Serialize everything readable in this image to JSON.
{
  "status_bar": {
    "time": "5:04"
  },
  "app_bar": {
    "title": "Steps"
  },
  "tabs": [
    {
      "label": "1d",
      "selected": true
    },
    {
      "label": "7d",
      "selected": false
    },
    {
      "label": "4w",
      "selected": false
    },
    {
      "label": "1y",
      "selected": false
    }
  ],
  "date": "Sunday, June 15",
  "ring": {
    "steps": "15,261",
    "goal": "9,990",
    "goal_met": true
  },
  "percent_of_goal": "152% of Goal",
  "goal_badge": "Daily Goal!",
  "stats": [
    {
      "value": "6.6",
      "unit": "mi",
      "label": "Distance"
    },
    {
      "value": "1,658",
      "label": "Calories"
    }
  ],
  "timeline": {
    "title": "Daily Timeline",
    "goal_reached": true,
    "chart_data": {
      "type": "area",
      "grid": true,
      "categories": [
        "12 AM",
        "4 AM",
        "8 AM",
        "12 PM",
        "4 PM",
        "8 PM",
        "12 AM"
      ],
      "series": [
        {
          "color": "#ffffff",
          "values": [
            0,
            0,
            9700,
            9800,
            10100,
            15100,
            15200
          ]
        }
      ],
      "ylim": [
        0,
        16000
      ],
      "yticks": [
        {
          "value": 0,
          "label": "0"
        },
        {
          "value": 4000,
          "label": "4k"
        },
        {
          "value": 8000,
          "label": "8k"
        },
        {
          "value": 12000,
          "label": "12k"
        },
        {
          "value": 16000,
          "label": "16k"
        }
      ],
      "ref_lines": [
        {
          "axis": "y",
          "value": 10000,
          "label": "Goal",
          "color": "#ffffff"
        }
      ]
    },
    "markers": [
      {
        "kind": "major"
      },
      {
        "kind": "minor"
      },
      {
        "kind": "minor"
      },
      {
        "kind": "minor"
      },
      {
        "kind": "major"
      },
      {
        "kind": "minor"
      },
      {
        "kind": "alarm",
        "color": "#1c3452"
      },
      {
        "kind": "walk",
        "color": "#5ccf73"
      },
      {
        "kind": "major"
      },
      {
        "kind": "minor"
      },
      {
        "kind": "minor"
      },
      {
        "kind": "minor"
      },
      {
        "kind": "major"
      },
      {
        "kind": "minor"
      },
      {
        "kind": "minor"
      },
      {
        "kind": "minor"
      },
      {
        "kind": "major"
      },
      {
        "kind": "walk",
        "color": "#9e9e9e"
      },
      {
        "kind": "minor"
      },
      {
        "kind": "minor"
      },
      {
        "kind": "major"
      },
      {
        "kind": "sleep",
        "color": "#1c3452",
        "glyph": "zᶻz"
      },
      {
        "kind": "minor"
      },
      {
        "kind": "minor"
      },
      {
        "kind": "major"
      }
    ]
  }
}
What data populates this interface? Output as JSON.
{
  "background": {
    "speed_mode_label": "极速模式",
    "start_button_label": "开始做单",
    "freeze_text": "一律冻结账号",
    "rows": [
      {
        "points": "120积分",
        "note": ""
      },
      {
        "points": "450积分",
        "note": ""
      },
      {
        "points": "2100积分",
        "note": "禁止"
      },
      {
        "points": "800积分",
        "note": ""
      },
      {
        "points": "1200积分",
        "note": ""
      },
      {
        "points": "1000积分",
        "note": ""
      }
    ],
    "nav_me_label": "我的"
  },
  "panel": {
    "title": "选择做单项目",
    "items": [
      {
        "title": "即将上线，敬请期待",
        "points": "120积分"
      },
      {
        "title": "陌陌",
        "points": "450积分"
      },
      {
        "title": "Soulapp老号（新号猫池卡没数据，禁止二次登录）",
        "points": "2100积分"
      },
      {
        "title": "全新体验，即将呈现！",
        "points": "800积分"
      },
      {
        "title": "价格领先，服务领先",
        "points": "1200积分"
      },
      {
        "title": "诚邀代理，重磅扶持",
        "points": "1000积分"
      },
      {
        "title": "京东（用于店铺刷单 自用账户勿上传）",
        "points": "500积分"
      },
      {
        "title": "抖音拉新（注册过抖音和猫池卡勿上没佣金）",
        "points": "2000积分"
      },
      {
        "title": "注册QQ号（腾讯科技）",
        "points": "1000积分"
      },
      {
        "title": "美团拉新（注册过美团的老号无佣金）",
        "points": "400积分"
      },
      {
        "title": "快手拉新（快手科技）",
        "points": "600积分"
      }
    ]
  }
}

□ □ □ □ □

Short exercise:
Copy only the stretch running from the line containing "What data populates" to the final line of the entries, both ends included, exactly as it stands.

Task answer:
What data populates this interface? Output as JSON.
{
  "background": {
    "speed_mode_label": "极速模式",
    "start_button_label": "开始做单",
    "freeze_text": "一律冻结账号",
    "rows": [
      {
        "points": "120积分",
        "note": ""
      },
      {
        "points": "450积分",
        "note": ""
      },
      {
        "points": "2100积分",
        "note": "禁止"
      },
      {
        "points": "800积分",
        "note": ""
      },
      {
        "points": "1200积分",
        "note": ""
      },
      {
        "points": "1000积分",
        "note": ""
      }
    ],
    "nav_me_label": "我的"
  },
  "panel": {
    "title": "选择做单项目",
    "items": [
      {
        "title": "即将上线，敬请期待",
        "points": "120积分"
      },
      {
        "title": "陌陌",
        "points": "450积分"
      },
      {
        "title": "Soulapp老号（新号猫池卡没数据，禁止二次登录）",
        "points": "2100积分"
      },
      {
        "title": "全新体验，即将呈现！",
        "points": "800积分"
      },
      {
        "title": "价格领先，服务领先",
        "points": "1200积分"
      },
      {
        "title": "诚邀代理，重磅扶持",
        "points": "1000积分"
      },
      {
        "title": "京东（用于店铺刷单 自用账户勿上传）",
        "points": "500积分"
      },
      {
        "title": "抖音拉新（注册过抖音和猫池卡勿上没佣金）",
        "points": "2000积分"
      },
      {
        "title": "注册QQ号（腾讯科技）",
        "points": "1000积分"
      },
      {
        "title": "美团拉新（注册过美团的老号无佣金）",
        "points": "400积分"
      },
      {
        "title": "快手拉新（快手科技）",
        "points": "600积分"
      }
    ]
  }
}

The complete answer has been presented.